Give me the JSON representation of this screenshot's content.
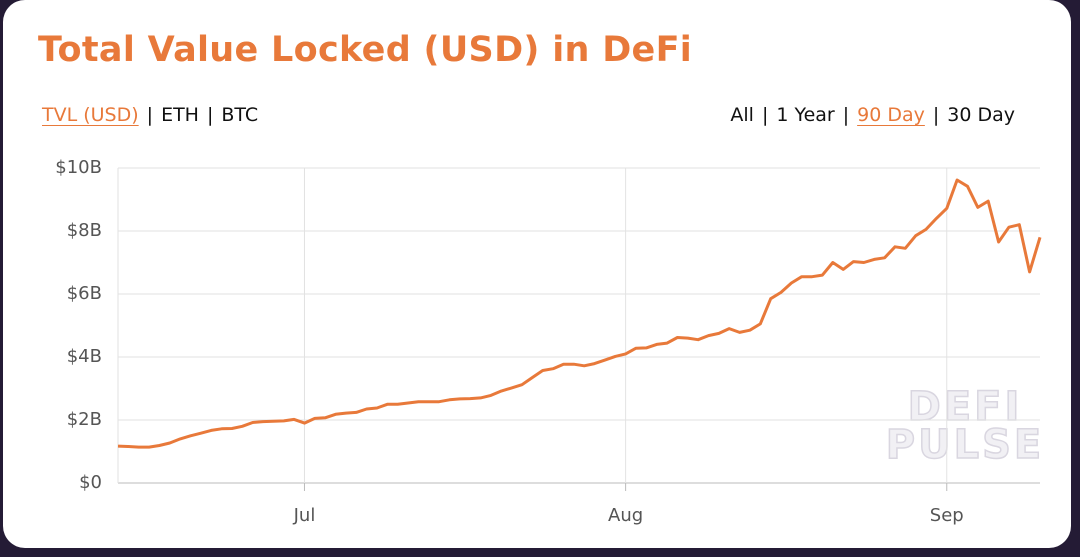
{
  "chart_data": {
    "type": "line",
    "title": "Total Value Locked (USD) in DeFi",
    "separator": "|",
    "tabs_left": [
      {
        "label": "TVL (USD)",
        "active": true
      },
      {
        "label": "ETH",
        "active": false
      },
      {
        "label": "BTC",
        "active": false
      }
    ],
    "tabs_right": [
      {
        "label": "All",
        "active": false
      },
      {
        "label": "1 Year",
        "active": false
      },
      {
        "label": "90 Day",
        "active": true
      },
      {
        "label": "30 Day",
        "active": false
      }
    ],
    "watermark": [
      "DEFI",
      "PULSE"
    ],
    "color": "#e8793a",
    "grid": true,
    "categories": [
      null,
      null,
      null,
      null,
      null,
      null,
      null,
      null,
      null,
      null,
      null,
      null,
      null,
      null,
      null,
      null,
      null,
      null,
      "Jul",
      null,
      null,
      null,
      null,
      null,
      null,
      null,
      null,
      null,
      null,
      null,
      null,
      null,
      null,
      null,
      null,
      null,
      null,
      null,
      null,
      null,
      null,
      null,
      null,
      null,
      null,
      null,
      null,
      null,
      null,
      "Aug",
      null,
      null,
      null,
      null,
      null,
      null,
      null,
      null,
      null,
      null,
      null,
      null,
      null,
      null,
      null,
      null,
      null,
      null,
      null,
      null,
      null,
      null,
      null,
      null,
      null,
      null,
      null,
      null,
      null,
      null,
      "Sep",
      null,
      null,
      null,
      null,
      null,
      null,
      null,
      null,
      null
    ],
    "values": [
      1.17,
      1.16,
      1.14,
      1.14,
      1.19,
      1.27,
      1.4,
      1.5,
      1.58,
      1.67,
      1.72,
      1.73,
      1.8,
      1.92,
      1.95,
      1.96,
      1.97,
      2.02,
      1.9,
      2.05,
      2.07,
      2.18,
      2.22,
      2.24,
      2.35,
      2.38,
      2.5,
      2.5,
      2.54,
      2.58,
      2.58,
      2.58,
      2.64,
      2.67,
      2.68,
      2.7,
      2.78,
      2.92,
      3.02,
      3.12,
      3.35,
      3.57,
      3.63,
      3.77,
      3.77,
      3.72,
      3.79,
      3.9,
      4.02,
      4.1,
      4.28,
      4.29,
      4.4,
      4.44,
      4.62,
      4.6,
      4.55,
      4.68,
      4.75,
      4.9,
      4.78,
      4.85,
      5.05,
      5.85,
      6.05,
      6.35,
      6.55,
      6.55,
      6.6,
      7.0,
      6.78,
      7.03,
      7.0,
      7.1,
      7.15,
      7.5,
      7.45,
      7.85,
      8.05,
      8.4,
      8.72,
      9.62,
      9.42,
      8.75,
      8.95,
      7.65,
      8.12,
      8.2,
      6.7,
      7.8
    ],
    "ylim": [
      0,
      10
    ],
    "yticks": [
      {
        "value": 0,
        "label": "$0"
      },
      {
        "value": 2,
        "label": "$2B"
      },
      {
        "value": 4,
        "label": "$4B"
      },
      {
        "value": 6,
        "label": "$6B"
      },
      {
        "value": 8,
        "label": "$8B"
      },
      {
        "value": 10,
        "label": "$10B"
      }
    ]
  }
}
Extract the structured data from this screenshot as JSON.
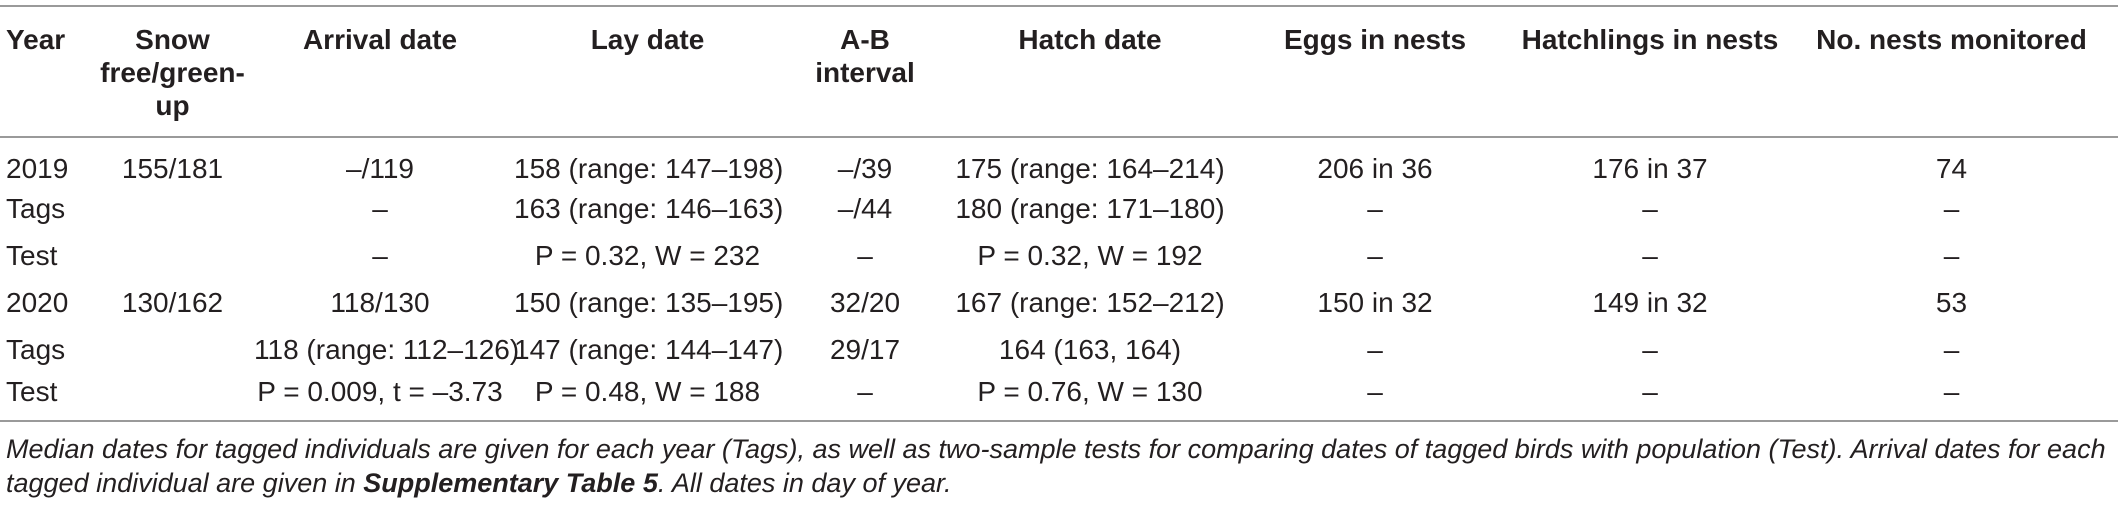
{
  "table": {
    "headers": [
      "Year",
      "Snow free/green-up",
      "Arrival date",
      "Lay date",
      "A-B interval",
      "Hatch date",
      "Eggs in nests",
      "Hatchlings in nests",
      "No. nests monitored"
    ],
    "rows": [
      [
        "2019",
        "155/181",
        "–/119",
        "158 (range: 147–198)",
        "–/39",
        "175 (range: 164–214)",
        "206 in 36",
        "176 in 37",
        "74"
      ],
      [
        "Tags",
        "",
        "–",
        "163 (range: 146–163)",
        "–/44",
        "180 (range: 171–180)",
        "–",
        "–",
        "–"
      ],
      [
        "Test",
        "",
        "–",
        "P = 0.32, W = 232",
        "–",
        "P = 0.32, W = 192",
        "–",
        "–",
        "–"
      ],
      [
        "2020",
        "130/162",
        "118/130",
        "150 (range: 135–195)",
        "32/20",
        "167 (range: 152–212)",
        "150 in 32",
        "149 in 32",
        "53"
      ],
      [
        "Tags",
        "",
        "118 (range: 112–126)",
        "147 (range: 144–147)",
        "29/17",
        "164 (163, 164)",
        "–",
        "–",
        "–"
      ],
      [
        "Test",
        "",
        "P = 0.009, t = –3.73",
        "P = 0.48, W = 188",
        "–",
        "P = 0.76, W = 130",
        "–",
        "–",
        "–"
      ]
    ]
  },
  "footnote": {
    "before": "Median dates for tagged individuals are given for each year (Tags), as well as two-sample tests for comparing dates of tagged birds with population (Test). Arrival dates for each tagged individual are given in ",
    "ref": "Supplementary Table 5",
    "after": ". All dates in day of year."
  }
}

########################################

• **Exercise aim**: Copy the records exactly. Skip the pictures.

• **Reply**:
Give me the JSON representation of this screenshot's content.
{
  "chart_data": {
    "type": "line",
    "title": "Total Value Locked (USD) in DeFi",
    "separator": "|",
    "tabs_left": [
      {
        "label": "TVL (USD)",
        "active": true
      },
      {
        "label": "ETH",
        "active": false
      },
      {
        "label": "BTC",
        "active": false
      }
    ],
    "tabs_right": [
      {
        "label": "All",
        "active": false
      },
      {
        "label": "1 Year",
        "active": false
      },
      {
        "label": "90 Day",
        "active": true
      },
      {
        "label": "30 Day",
        "active": false
      }
    ],
    "watermark": [
      "DEFI",
      "PULSE"
    ],
    "color": "#e8793a",
    "grid": true,
    "categories": [
      null,
      null,
      null,
      null,
      null,
      null,
      null,
      null,
      null,
      null,
      null,
      null,
      null,
      null,
      null,
      null,
      null,
      null,
      "Jul",
      null,
      null,
      null,
      null,
      null,
      null,
      null,
      null,
      null,
      null,
      null,
      null,
      null,
      null,
      null,
      null,
      null,
      null,
      null,
      null,
      null,
      null,
      null,
      null,
      null,
      null,
      null,
      null,
      null,
      null,
      "Aug",
      null,
      null,
      null,
      null,
      null,
      null,
      null,
      null,
      null,
      null,
      null,
      null,
      null,
      null,
      null,
      null,
      null,
      null,
      null,
      null,
      null,
      null,
      null,
      null,
      null,
      null,
      null,
      null,
      null,
      null,
      "Sep",
      null,
      null,
      null,
      null,
      null,
      null,
      null,
      null,
      null
    ],
    "values": [
      1.17,
      1.16,
      1.14,
      1.14,
      1.19,
      1.27,
      1.4,
      1.5,
      1.58,
      1.67,
      1.72,
      1.73,
      1.8,
      1.92,
      1.95,
      1.96,
      1.97,
      2.02,
      1.9,
      2.05,
      2.07,
      2.18,
      2.22,
      2.24,
      2.35,
      2.38,
      2.5,
      2.5,
      2.54,
      2.58,
      2.58,
      2.58,
      2.64,
      2.67,
      2.68,
      2.7,
      2.78,
      2.92,
      3.02,
      3.12,
      3.35,
      3.57,
      3.63,
      3.77,
      3.77,
      3.72,
      3.79,
      3.9,
      4.02,
      4.1,
      4.28,
      4.29,
      4.4,
      4.44,
      4.62,
      4.6,
      4.55,
      4.68,
      4.75,
      4.9,
      4.78,
      4.85,
      5.05,
      5.85,
      6.05,
      6.35,
      6.55,
      6.55,
      6.6,
      7.0,
      6.78,
      7.03,
      7.0,
      7.1,
      7.15,
      7.5,
      7.45,
      7.85,
      8.05,
      8.4,
      8.72,
      9.62,
      9.42,
      8.75,
      8.95,
      7.65,
      8.12,
      8.2,
      6.7,
      7.8
    ],
    "ylim": [
      0,
      10
    ],
    "yticks": [
      {
        "value": 0,
        "label": "$0"
      },
      {
        "value": 2,
        "label": "$2B"
      },
      {
        "value": 4,
        "label": "$4B"
      },
      {
        "value": 6,
        "label": "$6B"
      },
      {
        "value": 8,
        "label": "$8B"
      },
      {
        "value": 10,
        "label": "$10B"
      }
    ]
  }
}
Extract the structured data from this screenshot as JSON.
{
  "table": {
    "headers": [
      "Year",
      "Snow free/green-up",
      "Arrival date",
      "Lay date",
      "A-B interval",
      "Hatch date",
      "Eggs in nests",
      "Hatchlings in nests",
      "No. nests monitored"
    ],
    "rows": [
      [
        "2019",
        "155/181",
        "–/119",
        "158 (range: 147–198)",
        "–/39",
        "175 (range: 164–214)",
        "206 in 36",
        "176 in 37",
        "74"
      ],
      [
        "Tags",
        "",
        "–",
        "163 (range: 146–163)",
        "–/44",
        "180 (range: 171–180)",
        "–",
        "–",
        "–"
      ],
      [
        "Test",
        "",
        "–",
        "P = 0.32, W = 232",
        "–",
        "P = 0.32, W = 192",
        "–",
        "–",
        "–"
      ],
      [
        "2020",
        "130/162",
        "118/130",
        "150 (range: 135–195)",
        "32/20",
        "167 (range: 152–212)",
        "150 in 32",
        "149 in 32",
        "53"
      ],
      [
        "Tags",
        "",
        "118 (range: 112–126)",
        "147 (range: 144–147)",
        "29/17",
        "164 (163, 164)",
        "–",
        "–",
        "–"
      ],
      [
        "Test",
        "",
        "P = 0.009, t = –3.73",
        "P = 0.48, W = 188",
        "–",
        "P = 0.76, W = 130",
        "–",
        "–",
        "–"
      ]
    ]
  },
  "footnote": {
    "before": "Median dates for tagged individuals are given for each year (Tags), as well as two-sample tests for comparing dates of tagged birds with population (Test). Arrival dates for each tagged individual are given in ",
    "ref": "Supplementary Table 5",
    "after": ". All dates in day of year."
  }
}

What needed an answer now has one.